Compute the number of lines that include the string "title", then output that number and nothing else.

[Stored dataset items]
============================================================
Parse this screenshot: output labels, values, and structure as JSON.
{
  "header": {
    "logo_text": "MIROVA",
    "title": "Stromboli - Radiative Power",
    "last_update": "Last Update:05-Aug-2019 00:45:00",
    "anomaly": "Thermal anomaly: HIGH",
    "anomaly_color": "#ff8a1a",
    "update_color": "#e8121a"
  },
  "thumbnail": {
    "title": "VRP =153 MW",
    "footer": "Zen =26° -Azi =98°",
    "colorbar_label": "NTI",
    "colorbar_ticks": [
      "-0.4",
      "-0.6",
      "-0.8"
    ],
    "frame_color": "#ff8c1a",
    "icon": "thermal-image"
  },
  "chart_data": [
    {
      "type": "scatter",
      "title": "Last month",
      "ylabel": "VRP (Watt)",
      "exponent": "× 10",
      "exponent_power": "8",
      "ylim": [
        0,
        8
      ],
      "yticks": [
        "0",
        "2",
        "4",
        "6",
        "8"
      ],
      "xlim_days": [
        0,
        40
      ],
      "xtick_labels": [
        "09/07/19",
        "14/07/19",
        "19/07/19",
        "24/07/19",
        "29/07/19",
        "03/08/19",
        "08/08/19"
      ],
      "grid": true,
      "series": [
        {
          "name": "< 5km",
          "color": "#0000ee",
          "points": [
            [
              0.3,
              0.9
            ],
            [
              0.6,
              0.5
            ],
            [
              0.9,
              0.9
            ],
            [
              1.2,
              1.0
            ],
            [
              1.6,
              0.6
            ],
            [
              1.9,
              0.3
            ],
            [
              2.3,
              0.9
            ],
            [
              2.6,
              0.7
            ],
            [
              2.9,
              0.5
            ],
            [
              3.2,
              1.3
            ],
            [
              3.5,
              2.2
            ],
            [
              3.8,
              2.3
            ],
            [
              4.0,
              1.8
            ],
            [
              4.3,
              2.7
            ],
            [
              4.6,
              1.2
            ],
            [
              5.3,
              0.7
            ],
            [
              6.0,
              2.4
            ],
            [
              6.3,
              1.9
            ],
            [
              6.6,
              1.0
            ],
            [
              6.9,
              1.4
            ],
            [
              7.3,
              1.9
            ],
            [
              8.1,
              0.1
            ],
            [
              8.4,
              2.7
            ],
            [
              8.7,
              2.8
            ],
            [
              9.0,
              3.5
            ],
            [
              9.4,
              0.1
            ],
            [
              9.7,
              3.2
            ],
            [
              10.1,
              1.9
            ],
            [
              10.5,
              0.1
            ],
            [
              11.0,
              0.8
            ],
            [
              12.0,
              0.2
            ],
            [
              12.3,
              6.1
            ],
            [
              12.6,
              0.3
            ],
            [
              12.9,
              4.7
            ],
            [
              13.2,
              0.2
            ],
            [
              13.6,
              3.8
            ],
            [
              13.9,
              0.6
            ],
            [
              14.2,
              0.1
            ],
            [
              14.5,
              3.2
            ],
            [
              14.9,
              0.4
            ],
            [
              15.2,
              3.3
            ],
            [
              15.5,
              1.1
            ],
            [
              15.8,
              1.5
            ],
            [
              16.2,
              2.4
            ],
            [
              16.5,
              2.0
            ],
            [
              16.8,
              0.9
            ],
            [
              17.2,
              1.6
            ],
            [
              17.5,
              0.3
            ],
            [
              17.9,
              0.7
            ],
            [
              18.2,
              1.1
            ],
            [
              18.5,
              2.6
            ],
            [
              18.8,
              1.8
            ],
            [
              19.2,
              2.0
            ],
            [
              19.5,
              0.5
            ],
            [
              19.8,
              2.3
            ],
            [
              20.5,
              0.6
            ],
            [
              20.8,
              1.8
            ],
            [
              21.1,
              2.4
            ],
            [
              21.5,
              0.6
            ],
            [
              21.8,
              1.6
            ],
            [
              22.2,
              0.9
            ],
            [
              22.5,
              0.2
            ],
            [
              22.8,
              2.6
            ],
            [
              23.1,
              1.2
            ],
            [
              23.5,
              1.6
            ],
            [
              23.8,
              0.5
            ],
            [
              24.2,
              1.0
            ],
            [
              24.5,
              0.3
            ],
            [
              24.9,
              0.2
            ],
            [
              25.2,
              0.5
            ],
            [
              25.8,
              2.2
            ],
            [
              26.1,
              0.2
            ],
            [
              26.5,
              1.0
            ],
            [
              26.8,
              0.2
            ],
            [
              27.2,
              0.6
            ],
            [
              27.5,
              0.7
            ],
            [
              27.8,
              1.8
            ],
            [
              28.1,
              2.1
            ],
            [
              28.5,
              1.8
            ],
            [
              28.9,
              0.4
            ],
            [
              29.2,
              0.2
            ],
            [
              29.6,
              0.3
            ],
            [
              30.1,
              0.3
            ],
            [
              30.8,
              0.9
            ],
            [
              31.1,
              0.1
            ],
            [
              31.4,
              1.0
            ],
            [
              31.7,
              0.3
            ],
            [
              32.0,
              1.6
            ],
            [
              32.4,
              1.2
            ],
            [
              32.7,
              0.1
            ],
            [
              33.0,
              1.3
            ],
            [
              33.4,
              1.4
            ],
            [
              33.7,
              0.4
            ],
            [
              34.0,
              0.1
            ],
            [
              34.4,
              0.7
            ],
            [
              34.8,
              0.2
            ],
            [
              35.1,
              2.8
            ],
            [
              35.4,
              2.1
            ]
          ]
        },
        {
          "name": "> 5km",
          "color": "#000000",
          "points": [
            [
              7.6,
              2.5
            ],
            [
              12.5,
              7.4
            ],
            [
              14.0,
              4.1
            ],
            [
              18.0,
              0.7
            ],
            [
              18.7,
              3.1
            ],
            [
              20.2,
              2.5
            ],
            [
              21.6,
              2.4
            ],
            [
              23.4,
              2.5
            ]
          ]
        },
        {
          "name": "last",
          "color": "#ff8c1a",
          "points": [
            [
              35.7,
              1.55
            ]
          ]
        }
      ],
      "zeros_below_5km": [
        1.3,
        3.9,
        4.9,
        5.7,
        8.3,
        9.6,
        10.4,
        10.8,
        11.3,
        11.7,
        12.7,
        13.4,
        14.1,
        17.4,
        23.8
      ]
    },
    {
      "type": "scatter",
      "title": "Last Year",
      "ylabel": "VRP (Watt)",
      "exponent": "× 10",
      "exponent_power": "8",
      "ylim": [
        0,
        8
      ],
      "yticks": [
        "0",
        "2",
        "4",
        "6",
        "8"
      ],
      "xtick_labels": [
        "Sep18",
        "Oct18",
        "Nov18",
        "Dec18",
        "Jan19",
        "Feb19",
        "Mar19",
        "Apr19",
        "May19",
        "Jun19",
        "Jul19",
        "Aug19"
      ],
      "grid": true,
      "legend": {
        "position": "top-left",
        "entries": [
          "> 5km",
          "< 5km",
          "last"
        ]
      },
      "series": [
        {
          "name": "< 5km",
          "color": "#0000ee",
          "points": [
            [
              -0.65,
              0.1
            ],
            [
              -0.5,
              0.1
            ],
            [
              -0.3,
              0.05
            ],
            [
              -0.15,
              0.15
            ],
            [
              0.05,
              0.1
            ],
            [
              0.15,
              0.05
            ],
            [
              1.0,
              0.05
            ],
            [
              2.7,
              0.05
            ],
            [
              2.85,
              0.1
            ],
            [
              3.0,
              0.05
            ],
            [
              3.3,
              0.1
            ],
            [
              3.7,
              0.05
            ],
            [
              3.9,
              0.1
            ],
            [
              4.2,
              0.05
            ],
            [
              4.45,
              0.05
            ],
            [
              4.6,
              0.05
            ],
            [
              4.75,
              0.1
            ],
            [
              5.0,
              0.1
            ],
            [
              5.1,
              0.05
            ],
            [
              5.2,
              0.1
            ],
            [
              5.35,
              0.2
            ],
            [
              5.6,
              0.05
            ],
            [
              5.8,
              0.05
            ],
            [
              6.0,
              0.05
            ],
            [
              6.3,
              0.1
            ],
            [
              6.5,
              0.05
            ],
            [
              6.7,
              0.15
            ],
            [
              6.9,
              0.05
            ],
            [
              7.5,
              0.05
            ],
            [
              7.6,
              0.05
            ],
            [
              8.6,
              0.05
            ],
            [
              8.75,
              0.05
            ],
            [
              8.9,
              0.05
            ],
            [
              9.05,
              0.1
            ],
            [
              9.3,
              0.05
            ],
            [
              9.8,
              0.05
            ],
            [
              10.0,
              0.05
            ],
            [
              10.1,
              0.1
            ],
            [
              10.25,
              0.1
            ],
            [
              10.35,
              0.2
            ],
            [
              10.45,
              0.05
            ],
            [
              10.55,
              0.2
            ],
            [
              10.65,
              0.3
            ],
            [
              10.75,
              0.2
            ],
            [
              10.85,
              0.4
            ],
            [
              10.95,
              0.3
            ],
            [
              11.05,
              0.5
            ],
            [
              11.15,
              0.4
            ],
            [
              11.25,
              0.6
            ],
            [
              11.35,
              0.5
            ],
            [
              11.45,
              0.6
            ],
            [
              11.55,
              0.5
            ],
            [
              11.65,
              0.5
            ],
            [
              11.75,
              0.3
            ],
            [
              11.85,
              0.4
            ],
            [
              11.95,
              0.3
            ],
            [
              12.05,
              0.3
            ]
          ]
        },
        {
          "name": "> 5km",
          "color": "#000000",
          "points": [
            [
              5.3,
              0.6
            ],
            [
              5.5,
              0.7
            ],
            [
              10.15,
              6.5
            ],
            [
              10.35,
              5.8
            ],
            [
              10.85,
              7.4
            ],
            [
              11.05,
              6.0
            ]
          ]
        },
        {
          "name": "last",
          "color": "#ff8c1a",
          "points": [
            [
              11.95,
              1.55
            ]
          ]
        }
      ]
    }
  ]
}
============================================================
Answer to this exercise
4